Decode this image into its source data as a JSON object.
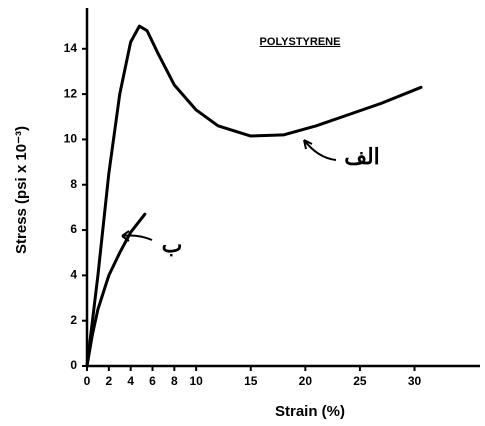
{
  "chart_data": {
    "type": "line",
    "title": "POLYSTYRENE",
    "xlabel": "Strain (%)",
    "ylabel": "Stress (psi x 10⁻³)",
    "series": [
      {
        "name": "الف",
        "color": "#000000",
        "x": [
          0,
          1,
          2,
          3,
          4,
          4.8,
          5.5,
          6.5,
          8,
          10,
          12,
          15,
          18,
          21,
          24,
          27,
          30.6
        ],
        "values": [
          0,
          4,
          8.5,
          12,
          14.3,
          15,
          14.8,
          13.8,
          12.4,
          11.3,
          10.6,
          10.15,
          10.2,
          10.6,
          11.1,
          11.6,
          12.3
        ]
      },
      {
        "name": "ب",
        "color": "#000000",
        "x": [
          0,
          0.5,
          1,
          2,
          3,
          4,
          5.3
        ],
        "values": [
          0,
          1.4,
          2.5,
          4,
          5,
          5.9,
          6.7
        ]
      }
    ],
    "xlim": [
      0,
      36
    ],
    "xticks": [
      0,
      2,
      4,
      6,
      8,
      10,
      15,
      20,
      25,
      30
    ],
    "ylim": [
      0,
      15.8
    ],
    "yticks": [
      0,
      2,
      4,
      6,
      8,
      10,
      12,
      14
    ],
    "grid": false
  }
}
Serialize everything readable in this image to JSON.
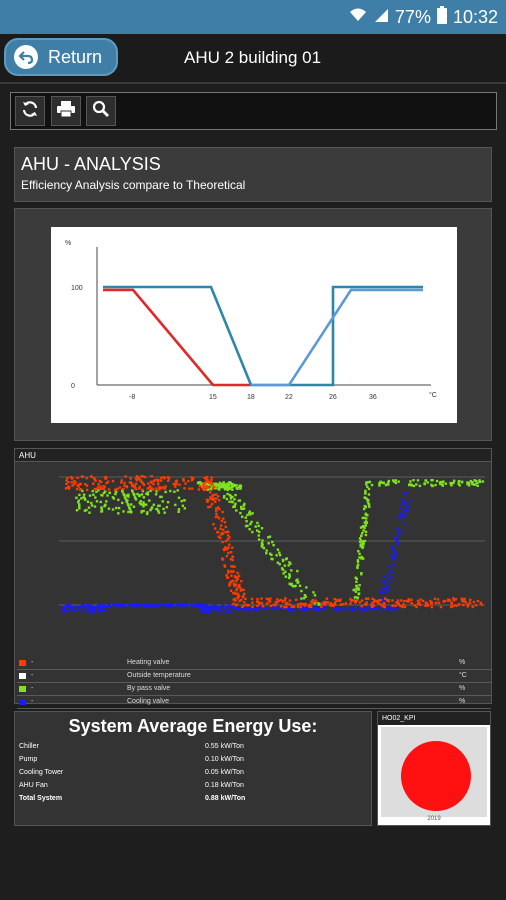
{
  "status": {
    "battery": "77%",
    "time": "10:32"
  },
  "app": {
    "return_label": "Return",
    "title": "AHU 2 building 01"
  },
  "toolbar": {
    "icons": [
      "refresh-icon",
      "print-icon",
      "search-icon"
    ]
  },
  "analysis": {
    "title": "AHU - ANALYSIS",
    "subtitle": "Efficiency Analysis compare to Theoretical"
  },
  "chart_data": [
    {
      "type": "line",
      "ylabel": "%",
      "xlabel": "°C",
      "x_ticks": [
        "-8",
        "15",
        "18",
        "22",
        "26",
        "36"
      ],
      "y_ticks": [
        "0",
        "100"
      ],
      "series": [
        {
          "color": "#e32626",
          "points": [
            [
              "-13",
              97
            ],
            [
              "-8",
              97
            ],
            [
              "15",
              0
            ],
            [
              "18",
              0
            ]
          ]
        },
        {
          "color": "#2e86a8",
          "points": [
            [
              "-13",
              100
            ],
            [
              "10",
              100
            ],
            [
              "18",
              0
            ],
            [
              "22",
              0
            ]
          ]
        },
        {
          "color": "#2e86a8",
          "points": [
            [
              "22",
              0
            ],
            [
              "26",
              0
            ],
            [
              "26",
              100
            ],
            [
              "40",
              100
            ]
          ]
        },
        {
          "color": "#5b9bd5",
          "points": [
            [
              "18",
              0
            ],
            [
              "22",
              0
            ],
            [
              "30",
              97
            ],
            [
              "40",
              97
            ]
          ]
        }
      ]
    },
    {
      "type": "scatter",
      "title": "AHU",
      "legend": [
        {
          "color": "#ff3b00",
          "marker": "-",
          "name": "Heating valve",
          "unit": "%"
        },
        {
          "color": "#ffffff",
          "marker": "-",
          "name": "Outside temperature",
          "unit": "°C"
        },
        {
          "color": "#7ee21e",
          "marker": "-",
          "name": "By pass valve",
          "unit": "%"
        },
        {
          "color": "#1a1aff",
          "marker": "-",
          "name": "Cooling valve",
          "unit": "%"
        }
      ]
    }
  ],
  "energy": {
    "title": "System Average Energy Use:",
    "rows": [
      {
        "name": "Chiller",
        "value": "0.55 kW/Ton"
      },
      {
        "name": "Pump",
        "value": "0.10 kW/Ton"
      },
      {
        "name": "Cooling Tower",
        "value": "0.05 kW/Ton"
      },
      {
        "name": "AHU Fan",
        "value": "0.18 kW/Ton"
      },
      {
        "name": "Total System",
        "value": "0.88 kW/Ton"
      }
    ]
  },
  "kpi": {
    "title": "HO02_KPI",
    "year": "2019",
    "color": "#ff1111"
  }
}
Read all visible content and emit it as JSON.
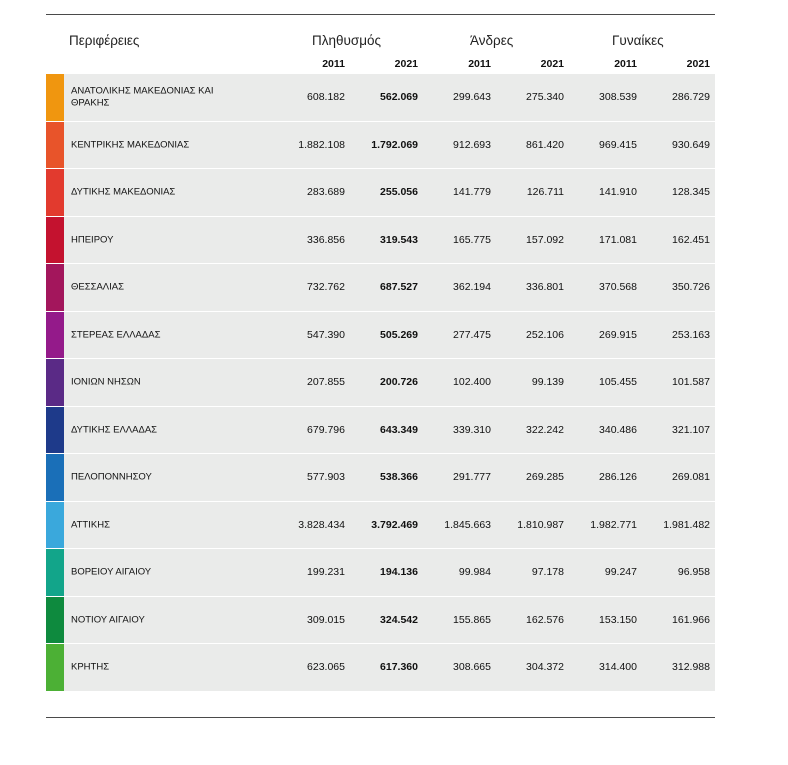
{
  "header": {
    "regions": "Περιφέρειες",
    "population": "Πληθυσμός",
    "men": "Άνδρες",
    "women": "Γυναίκες",
    "years": [
      "2011",
      "2021",
      "2011",
      "2021",
      "2011",
      "2021"
    ]
  },
  "rows": [
    {
      "name": "ΑΝΑΤΟΛΙΚΗΣ ΜΑΚΕΔΟΝΙΑΣ ΚΑΙ ΘΡΑΚΗΣ",
      "color": "#f0960f",
      "values": [
        "608.182",
        "562.069",
        "299.643",
        "275.340",
        "308.539",
        "286.729"
      ]
    },
    {
      "name": "ΚΕΝΤΡΙΚΗΣ ΜΑΚΕΔΟΝΙΑΣ",
      "color": "#e8542a",
      "values": [
        "1.882.108",
        "1.792.069",
        "912.693",
        "861.420",
        "969.415",
        "930.649"
      ]
    },
    {
      "name": "ΔΥΤΙΚΗΣ ΜΑΚΕΔΟΝΙΑΣ",
      "color": "#e23a2e",
      "values": [
        "283.689",
        "255.056",
        "141.779",
        "126.711",
        "141.910",
        "128.345"
      ]
    },
    {
      "name": "ΗΠΕΙΡΟΥ",
      "color": "#c4122f",
      "values": [
        "336.856",
        "319.543",
        "165.775",
        "157.092",
        "171.081",
        "162.451"
      ]
    },
    {
      "name": "ΘΕΣΣΑΛΙΑΣ",
      "color": "#a3165c",
      "values": [
        "732.762",
        "687.527",
        "362.194",
        "336.801",
        "370.568",
        "350.726"
      ]
    },
    {
      "name": "ΣΤΕΡΕΑΣ ΕΛΛΑΔΑΣ",
      "color": "#941a8a",
      "values": [
        "547.390",
        "505.269",
        "277.475",
        "252.106",
        "269.915",
        "253.163"
      ]
    },
    {
      "name": "ΙΟΝΙΩΝ ΝΗΣΩΝ",
      "color": "#5a2a86",
      "values": [
        "207.855",
        "200.726",
        "102.400",
        "99.139",
        "105.455",
        "101.587"
      ]
    },
    {
      "name": "ΔΥΤΙΚΗΣ ΕΛΛΑΔΑΣ",
      "color": "#1e3a8a",
      "values": [
        "679.796",
        "643.349",
        "339.310",
        "322.242",
        "340.486",
        "321.107"
      ]
    },
    {
      "name": "ΠΕΛΟΠΟΝΝΗΣΟΥ",
      "color": "#1a6fb8",
      "values": [
        "577.903",
        "538.366",
        "291.777",
        "269.285",
        "286.126",
        "269.081"
      ]
    },
    {
      "name": "ΑΤΤΙΚΗΣ",
      "color": "#3aa8dc",
      "values": [
        "3.828.434",
        "3.792.469",
        "1.845.663",
        "1.810.987",
        "1.982.771",
        "1.981.482"
      ]
    },
    {
      "name": "ΒΟΡΕΙΟΥ ΑΙΓΑΙΟΥ",
      "color": "#12a58a",
      "values": [
        "199.231",
        "194.136",
        "99.984",
        "97.178",
        "99.247",
        "96.958"
      ]
    },
    {
      "name": "ΝΟΤΙΟΥ ΑΙΓΑΙΟΥ",
      "color": "#0e8a3e",
      "values": [
        "309.015",
        "324.542",
        "155.865",
        "162.576",
        "153.150",
        "161.966"
      ]
    },
    {
      "name": "ΚΡΗΤΗΣ",
      "color": "#4cb035",
      "values": [
        "623.065",
        "617.360",
        "308.665",
        "304.372",
        "314.400",
        "312.988"
      ]
    }
  ]
}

## What the task asks
Reproduce every entry exactly, but omit each picture.

## Answer
Decode this image into its source data as a JSON object.
{
  "chart_data": {
    "type": "line",
    "title": "POLYSTYRENE",
    "xlabel": "Strain (%)",
    "ylabel": "Stress (psi x 10⁻³)",
    "series": [
      {
        "name": "الف",
        "color": "#000000",
        "x": [
          0,
          1,
          2,
          3,
          4,
          4.8,
          5.5,
          6.5,
          8,
          10,
          12,
          15,
          18,
          21,
          24,
          27,
          30.6
        ],
        "values": [
          0,
          4,
          8.5,
          12,
          14.3,
          15,
          14.8,
          13.8,
          12.4,
          11.3,
          10.6,
          10.15,
          10.2,
          10.6,
          11.1,
          11.6,
          12.3
        ]
      },
      {
        "name": "ب",
        "color": "#000000",
        "x": [
          0,
          0.5,
          1,
          2,
          3,
          4,
          5.3
        ],
        "values": [
          0,
          1.4,
          2.5,
          4,
          5,
          5.9,
          6.7
        ]
      }
    ],
    "xlim": [
      0,
      36
    ],
    "xticks": [
      0,
      2,
      4,
      6,
      8,
      10,
      15,
      20,
      25,
      30
    ],
    "ylim": [
      0,
      15.8
    ],
    "yticks": [
      0,
      2,
      4,
      6,
      8,
      10,
      12,
      14
    ],
    "grid": false
  }
}
Serialize everything readable in this image to JSON.
{
  "status": {
    "battery": "77%",
    "time": "10:32"
  },
  "app": {
    "return_label": "Return",
    "title": "AHU 2 building 01"
  },
  "toolbar": {
    "icons": [
      "refresh-icon",
      "print-icon",
      "search-icon"
    ]
  },
  "analysis": {
    "title": "AHU - ANALYSIS",
    "subtitle": "Efficiency Analysis compare to Theoretical"
  },
  "chart_data": [
    {
      "type": "line",
      "ylabel": "%",
      "xlabel": "°C",
      "x_ticks": [
        "-8",
        "15",
        "18",
        "22",
        "26",
        "36"
      ],
      "y_ticks": [
        "0",
        "100"
      ],
      "series": [
        {
          "color": "#e32626",
          "points": [
            [
              "-13",
              97
            ],
            [
              "-8",
              97
            ],
            [
              "15",
              0
            ],
            [
              "18",
              0
            ]
          ]
        },
        {
          "color": "#2e86a8",
          "points": [
            [
              "-13",
              100
            ],
            [
              "10",
              100
            ],
            [
              "18",
              0
            ],
            [
              "22",
              0
            ]
          ]
        },
        {
          "color": "#2e86a8",
          "points": [
            [
              "22",
              0
            ],
            [
              "26",
              0
            ],
            [
              "26",
              100
            ],
            [
              "40",
              100
            ]
          ]
        },
        {
          "color": "#5b9bd5",
          "points": [
            [
              "18",
              0
            ],
            [
              "22",
              0
            ],
            [
              "30",
              97
            ],
            [
              "40",
              97
            ]
          ]
        }
      ]
    },
    {
      "type": "scatter",
      "title": "AHU",
      "legend": [
        {
          "color": "#ff3b00",
          "marker": "-",
          "name": "Heating valve",
          "unit": "%"
        },
        {
          "color": "#ffffff",
          "marker": "-",
          "name": "Outside temperature",
          "unit": "°C"
        },
        {
          "color": "#7ee21e",
          "marker": "-",
          "name": "By pass valve",
          "unit": "%"
        },
        {
          "color": "#1a1aff",
          "marker": "-",
          "name": "Cooling valve",
          "unit": "%"
        }
      ]
    }
  ],
  "energy": {
    "title": "System Average Energy Use:",
    "rows": [
      {
        "name": "Chiller",
        "value": "0.55 kW/Ton"
      },
      {
        "name": "Pump",
        "value": "0.10 kW/Ton"
      },
      {
        "name": "Cooling Tower",
        "value": "0.05 kW/Ton"
      },
      {
        "name": "AHU Fan",
        "value": "0.18 kW/Ton"
      },
      {
        "name": "Total System",
        "value": "0.88 kW/Ton"
      }
    ]
  },
  "kpi": {
    "title": "HO02_KPI",
    "year": "2019",
    "color": "#ff1111"
  }
}
Read all visible content and emit it as JSON.
{
  "header": {
    "regions": "Περιφέρειες",
    "population": "Πληθυσμός",
    "men": "Άνδρες",
    "women": "Γυναίκες",
    "years": [
      "2011",
      "2021",
      "2011",
      "2021",
      "2011",
      "2021"
    ]
  },
  "rows": [
    {
      "name": "ΑΝΑΤΟΛΙΚΗΣ ΜΑΚΕΔΟΝΙΑΣ ΚΑΙ ΘΡΑΚΗΣ",
      "color": "#f0960f",
      "values": [
        "608.182",
        "562.069",
        "299.643",
        "275.340",
        "308.539",
        "286.729"
      ]
    },
    {
      "name": "ΚΕΝΤΡΙΚΗΣ ΜΑΚΕΔΟΝΙΑΣ",
      "color": "#e8542a",
      "values": [
        "1.882.108",
        "1.792.069",
        "912.693",
        "861.420",
        "969.415",
        "930.649"
      ]
    },
    {
      "name": "ΔΥΤΙΚΗΣ ΜΑΚΕΔΟΝΙΑΣ",
      "color": "#e23a2e",
      "values": [
        "283.689",
        "255.056",
        "141.779",
        "126.711",
        "141.910",
        "128.345"
      ]
    },
    {
      "name": "ΗΠΕΙΡΟΥ",
      "color": "#c4122f",
      "values": [
        "336.856",
        "319.543",
        "165.775",
        "157.092",
        "171.081",
        "162.451"
      ]
    },
    {
      "name": "ΘΕΣΣΑΛΙΑΣ",
      "color": "#a3165c",
      "values": [
        "732.762",
        "687.527",
        "362.194",
        "336.801",
        "370.568",
        "350.726"
      ]
    },
    {
      "name": "ΣΤΕΡΕΑΣ ΕΛΛΑΔΑΣ",
      "color": "#941a8a",
      "values": [
        "547.390",
        "505.269",
        "277.475",
        "252.106",
        "269.915",
        "253.163"
      ]
    },
    {
      "name": "ΙΟΝΙΩΝ ΝΗΣΩΝ",
      "color": "#5a2a86",
      "values": [
        "207.855",
        "200.726",
        "102.400",
        "99.139",
        "105.455",
        "101.587"
      ]
    },
    {
      "name": "ΔΥΤΙΚΗΣ ΕΛΛΑΔΑΣ",
      "color": "#1e3a8a",
      "values": [
        "679.796",
        "643.349",
        "339.310",
        "322.242",
        "340.486",
        "321.107"
      ]
    },
    {
      "name": "ΠΕΛΟΠΟΝΝΗΣΟΥ",
      "color": "#1a6fb8",
      "values": [
        "577.903",
        "538.366",
        "291.777",
        "269.285",
        "286.126",
        "269.081"
      ]
    },
    {
      "name": "ΑΤΤΙΚΗΣ",
      "color": "#3aa8dc",
      "values": [
        "3.828.434",
        "3.792.469",
        "1.845.663",
        "1.810.987",
        "1.982.771",
        "1.981.482"
      ]
    },
    {
      "name": "ΒΟΡΕΙΟΥ ΑΙΓΑΙΟΥ",
      "color": "#12a58a",
      "values": [
        "199.231",
        "194.136",
        "99.984",
        "97.178",
        "99.247",
        "96.958"
      ]
    },
    {
      "name": "ΝΟΤΙΟΥ ΑΙΓΑΙΟΥ",
      "color": "#0e8a3e",
      "values": [
        "309.015",
        "324.542",
        "155.865",
        "162.576",
        "153.150",
        "161.966"
      ]
    },
    {
      "name": "ΚΡΗΤΗΣ",
      "color": "#4cb035",
      "values": [
        "623.065",
        "617.360",
        "308.665",
        "304.372",
        "314.400",
        "312.988"
      ]
    }
  ]
}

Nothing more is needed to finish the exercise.